• Data listing
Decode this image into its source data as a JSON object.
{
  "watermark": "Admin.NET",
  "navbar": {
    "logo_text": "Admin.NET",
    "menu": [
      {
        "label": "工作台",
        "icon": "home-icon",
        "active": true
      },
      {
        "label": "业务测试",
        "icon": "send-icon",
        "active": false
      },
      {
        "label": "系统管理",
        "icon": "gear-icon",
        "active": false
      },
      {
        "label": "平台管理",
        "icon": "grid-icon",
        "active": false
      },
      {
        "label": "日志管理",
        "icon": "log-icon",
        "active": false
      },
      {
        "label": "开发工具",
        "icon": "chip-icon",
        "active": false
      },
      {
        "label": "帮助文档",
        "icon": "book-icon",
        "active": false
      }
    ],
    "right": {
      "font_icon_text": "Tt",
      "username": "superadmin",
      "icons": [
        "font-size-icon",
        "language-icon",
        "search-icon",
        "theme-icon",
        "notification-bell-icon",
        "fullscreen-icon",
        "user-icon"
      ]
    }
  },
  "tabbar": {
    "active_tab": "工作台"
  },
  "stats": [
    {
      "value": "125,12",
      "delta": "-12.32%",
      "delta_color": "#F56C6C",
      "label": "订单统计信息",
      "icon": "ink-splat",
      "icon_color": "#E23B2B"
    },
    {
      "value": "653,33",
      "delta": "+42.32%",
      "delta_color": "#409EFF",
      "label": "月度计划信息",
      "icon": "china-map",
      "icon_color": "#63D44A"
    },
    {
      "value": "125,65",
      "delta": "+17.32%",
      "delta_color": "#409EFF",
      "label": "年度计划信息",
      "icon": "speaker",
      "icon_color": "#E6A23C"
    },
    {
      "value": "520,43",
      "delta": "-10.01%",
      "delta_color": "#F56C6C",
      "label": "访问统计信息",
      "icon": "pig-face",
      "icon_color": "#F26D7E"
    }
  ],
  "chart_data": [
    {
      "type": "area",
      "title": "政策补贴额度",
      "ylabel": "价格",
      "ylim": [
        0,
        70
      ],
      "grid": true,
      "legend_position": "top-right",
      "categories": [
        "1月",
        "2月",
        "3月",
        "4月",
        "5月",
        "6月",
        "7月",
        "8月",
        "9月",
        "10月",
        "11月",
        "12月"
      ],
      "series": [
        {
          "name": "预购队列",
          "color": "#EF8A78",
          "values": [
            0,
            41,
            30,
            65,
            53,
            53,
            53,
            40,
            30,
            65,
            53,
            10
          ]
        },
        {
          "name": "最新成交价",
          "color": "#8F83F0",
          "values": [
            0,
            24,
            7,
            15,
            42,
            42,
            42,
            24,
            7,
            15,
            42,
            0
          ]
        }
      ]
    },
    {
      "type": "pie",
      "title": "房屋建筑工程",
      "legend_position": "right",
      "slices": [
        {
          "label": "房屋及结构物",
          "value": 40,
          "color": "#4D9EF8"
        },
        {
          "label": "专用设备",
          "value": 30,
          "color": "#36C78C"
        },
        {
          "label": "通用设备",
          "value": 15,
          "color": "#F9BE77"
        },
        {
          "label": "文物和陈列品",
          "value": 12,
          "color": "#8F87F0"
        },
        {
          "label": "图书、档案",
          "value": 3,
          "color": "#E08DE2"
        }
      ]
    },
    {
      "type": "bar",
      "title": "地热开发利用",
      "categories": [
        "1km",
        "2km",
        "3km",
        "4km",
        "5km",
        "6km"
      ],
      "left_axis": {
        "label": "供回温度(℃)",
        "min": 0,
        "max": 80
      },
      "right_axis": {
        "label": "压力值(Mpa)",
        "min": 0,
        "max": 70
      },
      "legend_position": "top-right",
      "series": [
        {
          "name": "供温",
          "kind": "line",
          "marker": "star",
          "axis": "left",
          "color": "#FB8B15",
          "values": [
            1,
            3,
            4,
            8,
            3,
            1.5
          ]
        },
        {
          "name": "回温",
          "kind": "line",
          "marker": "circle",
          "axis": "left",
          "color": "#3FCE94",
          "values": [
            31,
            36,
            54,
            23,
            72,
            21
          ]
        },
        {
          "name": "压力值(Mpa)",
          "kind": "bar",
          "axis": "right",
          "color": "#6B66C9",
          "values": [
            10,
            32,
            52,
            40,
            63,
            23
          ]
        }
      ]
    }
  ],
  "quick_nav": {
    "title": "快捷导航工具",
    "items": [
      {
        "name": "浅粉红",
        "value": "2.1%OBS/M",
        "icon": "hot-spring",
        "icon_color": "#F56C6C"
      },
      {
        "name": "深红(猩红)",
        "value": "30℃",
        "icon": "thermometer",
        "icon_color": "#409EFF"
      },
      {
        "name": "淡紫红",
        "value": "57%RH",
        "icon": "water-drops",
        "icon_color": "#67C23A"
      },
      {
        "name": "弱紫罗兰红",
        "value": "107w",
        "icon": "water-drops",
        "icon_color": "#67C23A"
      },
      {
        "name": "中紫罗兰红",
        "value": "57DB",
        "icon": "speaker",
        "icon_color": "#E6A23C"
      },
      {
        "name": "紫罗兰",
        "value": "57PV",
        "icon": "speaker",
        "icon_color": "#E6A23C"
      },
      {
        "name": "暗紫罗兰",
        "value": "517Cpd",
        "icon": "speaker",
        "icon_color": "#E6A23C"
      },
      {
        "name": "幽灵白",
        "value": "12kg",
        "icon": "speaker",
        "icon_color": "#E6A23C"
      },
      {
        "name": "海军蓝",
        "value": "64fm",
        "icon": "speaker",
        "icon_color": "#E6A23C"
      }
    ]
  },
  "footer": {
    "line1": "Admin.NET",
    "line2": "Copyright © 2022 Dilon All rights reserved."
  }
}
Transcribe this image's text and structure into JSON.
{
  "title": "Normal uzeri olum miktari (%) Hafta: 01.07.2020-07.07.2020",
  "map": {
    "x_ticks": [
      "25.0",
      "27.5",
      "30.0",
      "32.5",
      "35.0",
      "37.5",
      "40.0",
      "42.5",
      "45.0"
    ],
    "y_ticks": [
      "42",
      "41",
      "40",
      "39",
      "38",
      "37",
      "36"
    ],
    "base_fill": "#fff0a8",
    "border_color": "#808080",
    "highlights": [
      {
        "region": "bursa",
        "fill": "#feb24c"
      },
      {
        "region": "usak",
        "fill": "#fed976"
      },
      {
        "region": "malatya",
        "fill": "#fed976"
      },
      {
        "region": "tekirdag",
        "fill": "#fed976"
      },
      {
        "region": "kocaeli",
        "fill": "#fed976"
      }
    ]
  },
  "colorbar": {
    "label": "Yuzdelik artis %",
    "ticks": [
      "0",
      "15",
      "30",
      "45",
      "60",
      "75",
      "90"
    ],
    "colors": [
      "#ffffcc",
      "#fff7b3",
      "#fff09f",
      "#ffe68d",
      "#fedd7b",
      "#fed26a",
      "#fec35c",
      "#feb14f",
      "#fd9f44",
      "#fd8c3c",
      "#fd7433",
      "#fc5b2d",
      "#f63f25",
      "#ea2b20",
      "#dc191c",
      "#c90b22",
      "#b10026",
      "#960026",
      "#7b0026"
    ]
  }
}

• Written exercise
Write the material out exactly, with nothing left out.

• Result
Decode this image into its source data as a JSON object.
{
  "watermark": "Admin.NET",
  "navbar": {
    "logo_text": "Admin.NET",
    "menu": [
      {
        "label": "工作台",
        "icon": "home-icon",
        "active": true
      },
      {
        "label": "业务测试",
        "icon": "send-icon",
        "active": false
      },
      {
        "label": "系统管理",
        "icon": "gear-icon",
        "active": false
      },
      {
        "label": "平台管理",
        "icon": "grid-icon",
        "active": false
      },
      {
        "label": "日志管理",
        "icon": "log-icon",
        "active": false
      },
      {
        "label": "开发工具",
        "icon": "chip-icon",
        "active": false
      },
      {
        "label": "帮助文档",
        "icon": "book-icon",
        "active": false
      }
    ],
    "right": {
      "font_icon_text": "Tt",
      "username": "superadmin",
      "icons": [
        "font-size-icon",
        "language-icon",
        "search-icon",
        "theme-icon",
        "notification-bell-icon",
        "fullscreen-icon",
        "user-icon"
      ]
    }
  },
  "tabbar": {
    "active_tab": "工作台"
  },
  "stats": [
    {
      "value": "125,12",
      "delta": "-12.32%",
      "delta_color": "#F56C6C",
      "label": "订单统计信息",
      "icon": "ink-splat",
      "icon_color": "#E23B2B"
    },
    {
      "value": "653,33",
      "delta": "+42.32%",
      "delta_color": "#409EFF",
      "label": "月度计划信息",
      "icon": "china-map",
      "icon_color": "#63D44A"
    },
    {
      "value": "125,65",
      "delta": "+17.32%",
      "delta_color": "#409EFF",
      "label": "年度计划信息",
      "icon": "speaker",
      "icon_color": "#E6A23C"
    },
    {
      "value": "520,43",
      "delta": "-10.01%",
      "delta_color": "#F56C6C",
      "label": "访问统计信息",
      "icon": "pig-face",
      "icon_color": "#F26D7E"
    }
  ],
  "chart_data": [
    {
      "type": "area",
      "title": "政策补贴额度",
      "ylabel": "价格",
      "ylim": [
        0,
        70
      ],
      "grid": true,
      "legend_position": "top-right",
      "categories": [
        "1月",
        "2月",
        "3月",
        "4月",
        "5月",
        "6月",
        "7月",
        "8月",
        "9月",
        "10月",
        "11月",
        "12月"
      ],
      "series": [
        {
          "name": "预购队列",
          "color": "#EF8A78",
          "values": [
            0,
            41,
            30,
            65,
            53,
            53,
            53,
            40,
            30,
            65,
            53,
            10
          ]
        },
        {
          "name": "最新成交价",
          "color": "#8F83F0",
          "values": [
            0,
            24,
            7,
            15,
            42,
            42,
            42,
            24,
            7,
            15,
            42,
            0
          ]
        }
      ]
    },
    {
      "type": "pie",
      "title": "房屋建筑工程",
      "legend_position": "right",
      "slices": [
        {
          "label": "房屋及结构物",
          "value": 40,
          "color": "#4D9EF8"
        },
        {
          "label": "专用设备",
          "value": 30,
          "color": "#36C78C"
        },
        {
          "label": "通用设备",
          "value": 15,
          "color": "#F9BE77"
        },
        {
          "label": "文物和陈列品",
          "value": 12,
          "color": "#8F87F0"
        },
        {
          "label": "图书、档案",
          "value": 3,
          "color": "#E08DE2"
        }
      ]
    },
    {
      "type": "bar",
      "title": "地热开发利用",
      "categories": [
        "1km",
        "2km",
        "3km",
        "4km",
        "5km",
        "6km"
      ],
      "left_axis": {
        "label": "供回温度(℃)",
        "min": 0,
        "max": 80
      },
      "right_axis": {
        "label": "压力值(Mpa)",
        "min": 0,
        "max": 70
      },
      "legend_position": "top-right",
      "series": [
        {
          "name": "供温",
          "kind": "line",
          "marker": "star",
          "axis": "left",
          "color": "#FB8B15",
          "values": [
            1,
            3,
            4,
            8,
            3,
            1.5
          ]
        },
        {
          "name": "回温",
          "kind": "line",
          "marker": "circle",
          "axis": "left",
          "color": "#3FCE94",
          "values": [
            31,
            36,
            54,
            23,
            72,
            21
          ]
        },
        {
          "name": "压力值(Mpa)",
          "kind": "bar",
          "axis": "right",
          "color": "#6B66C9",
          "values": [
            10,
            32,
            52,
            40,
            63,
            23
          ]
        }
      ]
    }
  ],
  "quick_nav": {
    "title": "快捷导航工具",
    "items": [
      {
        "name": "浅粉红",
        "value": "2.1%OBS/M",
        "icon": "hot-spring",
        "icon_color": "#F56C6C"
      },
      {
        "name": "深红(猩红)",
        "value": "30℃",
        "icon": "thermometer",
        "icon_color": "#409EFF"
      },
      {
        "name": "淡紫红",
        "value": "57%RH",
        "icon": "water-drops",
        "icon_color": "#67C23A"
      },
      {
        "name": "弱紫罗兰红",
        "value": "107w",
        "icon": "water-drops",
        "icon_color": "#67C23A"
      },
      {
        "name": "中紫罗兰红",
        "value": "57DB",
        "icon": "speaker",
        "icon_color": "#E6A23C"
      },
      {
        "name": "紫罗兰",
        "value": "57PV",
        "icon": "speaker",
        "icon_color": "#E6A23C"
      },
      {
        "name": "暗紫罗兰",
        "value": "517Cpd",
        "icon": "speaker",
        "icon_color": "#E6A23C"
      },
      {
        "name": "幽灵白",
        "value": "12kg",
        "icon": "speaker",
        "icon_color": "#E6A23C"
      },
      {
        "name": "海军蓝",
        "value": "64fm",
        "icon": "speaker",
        "icon_color": "#E6A23C"
      }
    ]
  },
  "footer": {
    "line1": "Admin.NET",
    "line2": "Copyright © 2022 Dilon All rights reserved."
  }
}
Transcribe this image's text and structure into JSON.
{
  "title": "Normal uzeri olum miktari (%) Hafta: 01.07.2020-07.07.2020",
  "map": {
    "x_ticks": [
      "25.0",
      "27.5",
      "30.0",
      "32.5",
      "35.0",
      "37.5",
      "40.0",
      "42.5",
      "45.0"
    ],
    "y_ticks": [
      "42",
      "41",
      "40",
      "39",
      "38",
      "37",
      "36"
    ],
    "base_fill": "#fff0a8",
    "border_color": "#808080",
    "highlights": [
      {
        "region": "bursa",
        "fill": "#feb24c"
      },
      {
        "region": "usak",
        "fill": "#fed976"
      },
      {
        "region": "malatya",
        "fill": "#fed976"
      },
      {
        "region": "tekirdag",
        "fill": "#fed976"
      },
      {
        "region": "kocaeli",
        "fill": "#fed976"
      }
    ]
  },
  "colorbar": {
    "label": "Yuzdelik artis %",
    "ticks": [
      "0",
      "15",
      "30",
      "45",
      "60",
      "75",
      "90"
    ],
    "colors": [
      "#ffffcc",
      "#fff7b3",
      "#fff09f",
      "#ffe68d",
      "#fedd7b",
      "#fed26a",
      "#fec35c",
      "#feb14f",
      "#fd9f44",
      "#fd8c3c",
      "#fd7433",
      "#fc5b2d",
      "#f63f25",
      "#ea2b20",
      "#dc191c",
      "#c90b22",
      "#b10026",
      "#960026",
      "#7b0026"
    ]
  }
}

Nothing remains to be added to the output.